=== Extract to read ===
[Start of Attachment]

Looking at the values of adjusted r-square for scenarios 1 and 2, it seems that it is better to drop
speed_ground factor since it reduces the value of adjusted r-square. A reduced adjusted r-square
value implies that percentage of variation in dependent variable explained by the independent
variables is less. But we need to consider the fact that speed_air has lot of missing values and the
adjusted r- square was calculated using only 203 available observations. It is better to go with
scenario one, i.e, consider speed_ground, height and pitch in the final model.
Final model is:
Distance = -3039.75+42.06925*speed_ground+13.49852*height+200.93948*pitch
To reduce the risk of landing over running, the values of speed_groun, height and pitch should be
such that distance is less than 6000 feet.

[End of Attachment]

=== Prompt 1 ===
From the final model equation in the regression passage, list the intercept and each variable with its coefficient.
=== Prompt 2 ===
Copy the regression passage verbatim, everything from "Looking at the" down to "the final model.".

=== Data listing ===
[Start of Attachment]

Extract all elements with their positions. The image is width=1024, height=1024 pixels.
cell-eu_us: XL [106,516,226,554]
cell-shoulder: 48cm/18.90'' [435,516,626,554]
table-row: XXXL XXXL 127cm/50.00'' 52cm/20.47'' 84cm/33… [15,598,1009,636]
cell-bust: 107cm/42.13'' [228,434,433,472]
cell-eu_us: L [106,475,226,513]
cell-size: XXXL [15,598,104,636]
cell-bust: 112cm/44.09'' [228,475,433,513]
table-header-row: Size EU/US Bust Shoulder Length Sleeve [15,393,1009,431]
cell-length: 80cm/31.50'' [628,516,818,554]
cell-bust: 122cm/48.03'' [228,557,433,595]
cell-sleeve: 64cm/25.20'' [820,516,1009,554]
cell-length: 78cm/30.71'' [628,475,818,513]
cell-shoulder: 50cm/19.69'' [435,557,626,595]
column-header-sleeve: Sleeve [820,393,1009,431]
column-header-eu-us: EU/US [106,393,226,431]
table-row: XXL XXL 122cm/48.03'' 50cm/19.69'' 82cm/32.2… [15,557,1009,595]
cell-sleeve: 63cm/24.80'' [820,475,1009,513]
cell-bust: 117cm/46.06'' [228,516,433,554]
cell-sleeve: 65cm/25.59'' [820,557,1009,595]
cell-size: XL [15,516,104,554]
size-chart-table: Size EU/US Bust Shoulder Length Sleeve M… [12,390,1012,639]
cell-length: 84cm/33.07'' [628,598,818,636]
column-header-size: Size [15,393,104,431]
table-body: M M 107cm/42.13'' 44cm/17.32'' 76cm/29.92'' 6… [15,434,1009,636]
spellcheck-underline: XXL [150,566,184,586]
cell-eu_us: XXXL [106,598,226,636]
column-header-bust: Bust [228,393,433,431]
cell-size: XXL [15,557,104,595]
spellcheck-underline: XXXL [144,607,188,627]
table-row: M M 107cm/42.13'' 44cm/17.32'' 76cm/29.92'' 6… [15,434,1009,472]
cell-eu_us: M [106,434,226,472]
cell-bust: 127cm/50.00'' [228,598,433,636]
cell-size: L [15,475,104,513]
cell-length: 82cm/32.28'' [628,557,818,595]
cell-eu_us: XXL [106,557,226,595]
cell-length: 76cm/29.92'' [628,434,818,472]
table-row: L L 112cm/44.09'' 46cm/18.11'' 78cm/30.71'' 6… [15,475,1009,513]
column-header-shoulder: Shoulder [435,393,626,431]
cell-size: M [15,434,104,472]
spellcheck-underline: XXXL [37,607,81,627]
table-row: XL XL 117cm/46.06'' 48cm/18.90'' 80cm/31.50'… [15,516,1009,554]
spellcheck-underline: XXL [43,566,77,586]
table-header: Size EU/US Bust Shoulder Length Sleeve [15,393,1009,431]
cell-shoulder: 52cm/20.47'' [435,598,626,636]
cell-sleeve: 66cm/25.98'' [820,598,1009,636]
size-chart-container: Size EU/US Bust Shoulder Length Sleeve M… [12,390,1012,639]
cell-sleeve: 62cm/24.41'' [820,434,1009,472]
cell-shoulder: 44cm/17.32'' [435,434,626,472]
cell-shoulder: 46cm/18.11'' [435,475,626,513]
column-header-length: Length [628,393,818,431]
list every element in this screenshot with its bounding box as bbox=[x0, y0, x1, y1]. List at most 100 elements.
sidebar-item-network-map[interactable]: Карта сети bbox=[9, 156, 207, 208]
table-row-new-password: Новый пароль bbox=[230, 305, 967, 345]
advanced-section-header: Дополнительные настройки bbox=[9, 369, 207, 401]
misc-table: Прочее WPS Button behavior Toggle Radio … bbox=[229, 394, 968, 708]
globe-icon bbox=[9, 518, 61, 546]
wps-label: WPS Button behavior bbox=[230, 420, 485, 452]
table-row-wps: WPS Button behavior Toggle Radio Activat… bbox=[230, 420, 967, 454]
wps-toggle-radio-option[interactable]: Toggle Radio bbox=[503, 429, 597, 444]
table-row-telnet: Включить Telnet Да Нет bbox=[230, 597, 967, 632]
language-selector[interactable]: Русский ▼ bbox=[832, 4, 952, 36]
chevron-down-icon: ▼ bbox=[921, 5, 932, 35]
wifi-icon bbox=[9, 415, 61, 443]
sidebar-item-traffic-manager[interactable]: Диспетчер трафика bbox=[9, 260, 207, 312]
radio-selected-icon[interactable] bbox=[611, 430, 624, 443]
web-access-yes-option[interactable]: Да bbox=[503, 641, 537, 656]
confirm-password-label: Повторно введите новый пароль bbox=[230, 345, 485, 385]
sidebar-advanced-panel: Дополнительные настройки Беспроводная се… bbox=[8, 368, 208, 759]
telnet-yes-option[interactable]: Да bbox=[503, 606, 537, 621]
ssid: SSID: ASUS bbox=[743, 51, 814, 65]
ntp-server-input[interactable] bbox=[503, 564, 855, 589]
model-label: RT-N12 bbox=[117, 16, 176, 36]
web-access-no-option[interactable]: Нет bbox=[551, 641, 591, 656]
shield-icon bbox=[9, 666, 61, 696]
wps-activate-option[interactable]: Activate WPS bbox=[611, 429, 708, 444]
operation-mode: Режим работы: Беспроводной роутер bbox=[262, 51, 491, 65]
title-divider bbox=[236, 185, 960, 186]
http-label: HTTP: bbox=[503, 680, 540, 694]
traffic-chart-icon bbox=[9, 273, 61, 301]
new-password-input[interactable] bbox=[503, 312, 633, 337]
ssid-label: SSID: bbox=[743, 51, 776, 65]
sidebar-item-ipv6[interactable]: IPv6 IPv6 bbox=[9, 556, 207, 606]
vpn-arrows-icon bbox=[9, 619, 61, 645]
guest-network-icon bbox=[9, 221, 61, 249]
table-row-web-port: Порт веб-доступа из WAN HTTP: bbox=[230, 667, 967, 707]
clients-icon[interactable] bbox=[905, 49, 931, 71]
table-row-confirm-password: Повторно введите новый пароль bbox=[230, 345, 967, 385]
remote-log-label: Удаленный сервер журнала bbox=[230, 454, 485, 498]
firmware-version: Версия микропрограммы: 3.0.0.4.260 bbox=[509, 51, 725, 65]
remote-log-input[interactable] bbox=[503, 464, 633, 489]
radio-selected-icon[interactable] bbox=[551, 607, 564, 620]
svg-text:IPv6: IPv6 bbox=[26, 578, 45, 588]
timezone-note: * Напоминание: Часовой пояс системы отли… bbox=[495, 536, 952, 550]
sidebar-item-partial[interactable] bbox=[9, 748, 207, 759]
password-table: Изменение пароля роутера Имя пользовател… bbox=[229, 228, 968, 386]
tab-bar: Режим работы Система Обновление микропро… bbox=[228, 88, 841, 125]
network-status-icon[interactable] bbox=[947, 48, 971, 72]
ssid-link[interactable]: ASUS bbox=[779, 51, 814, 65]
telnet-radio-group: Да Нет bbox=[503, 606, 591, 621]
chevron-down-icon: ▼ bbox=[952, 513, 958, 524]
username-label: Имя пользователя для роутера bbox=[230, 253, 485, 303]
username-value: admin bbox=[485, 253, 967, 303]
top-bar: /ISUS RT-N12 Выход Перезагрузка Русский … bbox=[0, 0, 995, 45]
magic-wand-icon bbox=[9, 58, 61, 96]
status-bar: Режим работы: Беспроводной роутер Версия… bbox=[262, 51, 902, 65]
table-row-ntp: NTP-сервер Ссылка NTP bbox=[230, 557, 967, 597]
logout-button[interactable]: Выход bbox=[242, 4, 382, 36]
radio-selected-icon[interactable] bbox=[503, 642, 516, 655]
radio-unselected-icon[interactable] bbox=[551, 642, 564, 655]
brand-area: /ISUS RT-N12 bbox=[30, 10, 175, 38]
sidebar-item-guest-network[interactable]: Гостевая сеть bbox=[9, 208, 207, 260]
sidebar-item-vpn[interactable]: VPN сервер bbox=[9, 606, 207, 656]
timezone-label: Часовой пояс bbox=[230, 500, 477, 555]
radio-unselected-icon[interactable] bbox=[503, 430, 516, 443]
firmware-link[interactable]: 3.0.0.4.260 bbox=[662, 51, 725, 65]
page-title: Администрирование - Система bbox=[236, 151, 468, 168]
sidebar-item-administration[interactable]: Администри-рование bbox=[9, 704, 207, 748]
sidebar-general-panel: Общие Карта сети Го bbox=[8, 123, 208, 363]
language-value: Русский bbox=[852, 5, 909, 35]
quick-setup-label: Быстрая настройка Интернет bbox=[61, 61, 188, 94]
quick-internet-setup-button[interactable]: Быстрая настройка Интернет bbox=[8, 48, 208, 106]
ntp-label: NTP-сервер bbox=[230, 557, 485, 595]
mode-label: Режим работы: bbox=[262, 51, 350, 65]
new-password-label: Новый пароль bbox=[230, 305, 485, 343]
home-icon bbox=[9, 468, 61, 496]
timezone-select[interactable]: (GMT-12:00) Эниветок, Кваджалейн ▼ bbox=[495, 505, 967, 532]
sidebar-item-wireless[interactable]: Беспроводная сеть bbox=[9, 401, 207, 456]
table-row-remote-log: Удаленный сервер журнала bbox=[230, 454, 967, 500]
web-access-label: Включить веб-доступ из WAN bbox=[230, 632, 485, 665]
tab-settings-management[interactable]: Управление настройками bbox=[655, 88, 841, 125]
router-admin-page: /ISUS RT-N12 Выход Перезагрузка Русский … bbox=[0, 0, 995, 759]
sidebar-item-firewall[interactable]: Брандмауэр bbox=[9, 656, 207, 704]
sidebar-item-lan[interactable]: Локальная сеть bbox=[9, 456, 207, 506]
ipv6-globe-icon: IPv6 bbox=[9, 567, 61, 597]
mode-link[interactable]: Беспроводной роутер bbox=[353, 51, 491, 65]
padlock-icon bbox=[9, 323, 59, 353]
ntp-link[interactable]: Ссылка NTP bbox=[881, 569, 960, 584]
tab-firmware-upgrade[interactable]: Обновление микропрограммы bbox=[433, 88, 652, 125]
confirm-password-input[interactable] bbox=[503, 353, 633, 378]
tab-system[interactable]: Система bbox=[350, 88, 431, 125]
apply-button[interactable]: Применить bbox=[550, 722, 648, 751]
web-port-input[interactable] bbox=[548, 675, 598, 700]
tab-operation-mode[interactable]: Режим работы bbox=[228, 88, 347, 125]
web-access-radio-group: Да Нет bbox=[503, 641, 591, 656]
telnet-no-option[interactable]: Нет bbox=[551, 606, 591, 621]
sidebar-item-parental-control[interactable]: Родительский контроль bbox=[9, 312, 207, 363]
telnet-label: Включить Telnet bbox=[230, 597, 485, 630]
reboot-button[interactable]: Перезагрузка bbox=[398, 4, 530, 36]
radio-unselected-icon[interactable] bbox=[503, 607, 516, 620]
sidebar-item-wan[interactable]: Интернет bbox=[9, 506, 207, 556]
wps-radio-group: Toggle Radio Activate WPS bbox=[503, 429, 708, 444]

[End of Attachment]

=== Result 1 ===
- Intercept: -3039.75
- speed_ground: 42.06925
- height: 13.49852
- pitch: 200.93948

=== Result 2 ===
Looking at the values of adjusted r-square for scenarios 1 and 2, it seems that it is better to drop
speed_ground factor since it reduces the value of adjusted r-square. A reduced adjusted r-square
value implies that percentage of variation in dependent variable explained by the independent
variables is less. But we need to consider the fact that speed_air has lot of missing values and the
adjusted r- square was calculated using only 203 available observations. It is better to go with
scenario one, i.e, consider speed_ground, height and pitch in the final model.